◆ Exercise passage:
━━━━
Biological impact of the senescent phenotype
Common features of the senescent phenotype, which can potentially be detrimental to the tissues in which they reside, are the up-regulation of growth factors, extracellular matrix (ECM)-degrading proteins and pro-inflammatory cytokines (Coppe et al. 2006; West et al. 1989; Kletsas et al. 2004). Why senescent cells adopt this phenotype is currently unknown. One possibility is that the senescent cell secretes cytokines to attract immune cells to its location (for its removal), secretes matrix degrading proteins to allow the immune cells access and secrete growth factors to stimulate surrounding cells to proliferate once the cell has been removed. This process may be effective in young organisms, but may gradually decline with age. Since immune cells are also governed by the ageing process, the removal of senescent cells may gradually become impaired. This would lead to the accumulation of senescent cells in tissues, causing detrimental alterations to the structure and consequently the function of those tissues.
━━━━
◆ Task: Reproduce the passage on the senescent phenotype word for word, in full.

◆ Provided data:
━━━━
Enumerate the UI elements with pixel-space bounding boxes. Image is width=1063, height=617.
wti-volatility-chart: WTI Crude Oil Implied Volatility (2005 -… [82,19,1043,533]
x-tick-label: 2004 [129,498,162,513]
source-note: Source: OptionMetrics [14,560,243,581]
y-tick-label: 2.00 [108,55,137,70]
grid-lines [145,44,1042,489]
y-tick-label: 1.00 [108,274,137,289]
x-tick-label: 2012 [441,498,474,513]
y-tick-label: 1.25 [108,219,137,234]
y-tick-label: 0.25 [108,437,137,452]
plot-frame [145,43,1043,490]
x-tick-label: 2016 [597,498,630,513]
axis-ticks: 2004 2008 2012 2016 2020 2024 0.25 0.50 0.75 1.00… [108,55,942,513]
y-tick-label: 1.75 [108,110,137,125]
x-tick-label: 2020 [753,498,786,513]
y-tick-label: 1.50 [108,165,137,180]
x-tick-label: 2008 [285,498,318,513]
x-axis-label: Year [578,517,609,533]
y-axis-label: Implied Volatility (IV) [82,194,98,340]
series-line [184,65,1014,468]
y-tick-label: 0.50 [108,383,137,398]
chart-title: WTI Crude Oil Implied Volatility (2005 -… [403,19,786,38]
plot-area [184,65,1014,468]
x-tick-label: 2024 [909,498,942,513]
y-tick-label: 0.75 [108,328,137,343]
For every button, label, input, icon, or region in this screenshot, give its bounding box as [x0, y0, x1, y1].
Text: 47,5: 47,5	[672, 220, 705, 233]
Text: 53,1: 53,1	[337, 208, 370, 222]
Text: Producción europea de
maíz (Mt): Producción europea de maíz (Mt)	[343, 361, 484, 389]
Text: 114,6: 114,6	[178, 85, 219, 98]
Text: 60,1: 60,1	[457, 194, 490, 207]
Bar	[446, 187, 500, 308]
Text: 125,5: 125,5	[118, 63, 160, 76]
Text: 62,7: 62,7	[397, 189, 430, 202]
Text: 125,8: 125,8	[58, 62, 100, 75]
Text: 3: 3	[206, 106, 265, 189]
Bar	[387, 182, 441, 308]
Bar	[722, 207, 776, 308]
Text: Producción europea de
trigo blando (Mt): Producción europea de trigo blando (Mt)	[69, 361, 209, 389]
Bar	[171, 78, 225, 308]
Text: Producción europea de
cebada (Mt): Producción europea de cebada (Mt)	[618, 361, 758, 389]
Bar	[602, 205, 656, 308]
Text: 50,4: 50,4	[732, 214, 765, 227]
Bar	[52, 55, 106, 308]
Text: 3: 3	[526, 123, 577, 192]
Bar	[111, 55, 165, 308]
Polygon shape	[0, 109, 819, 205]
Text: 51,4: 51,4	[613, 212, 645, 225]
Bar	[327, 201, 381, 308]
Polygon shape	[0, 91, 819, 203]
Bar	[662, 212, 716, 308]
━━━━
◆ Output for this task:
Biological impact of the senescent phenotype
Common features of the senescent phenotype, which can potentially be detrimental to the tissues in which they reside, are the up-regulation of growth factors, extracellular matrix (ECM)-degrading proteins and pro-inflammatory cytokines (Coppe et al. 2006; West et al. 1989; Kletsas et al. 2004). Why senescent cells adopt this phenotype is currently unknown. One possibility is that the senescent cell secretes cytokines to attract immune cells to its location (for its removal), secretes matrix degrading proteins to allow the immune cells access and secrete growth factors to stimulate surrounding cells to proliferate once the cell has been removed. This process may be effective in young organisms, but may gradually decline with age. Since immune cells are also governed by the ageing process, the removal of senescent cells may gradually become impaired. This would lead to the accumulation of senescent cells in tissues, causing detrimental alterations to the structure and consequently the function of those tissues.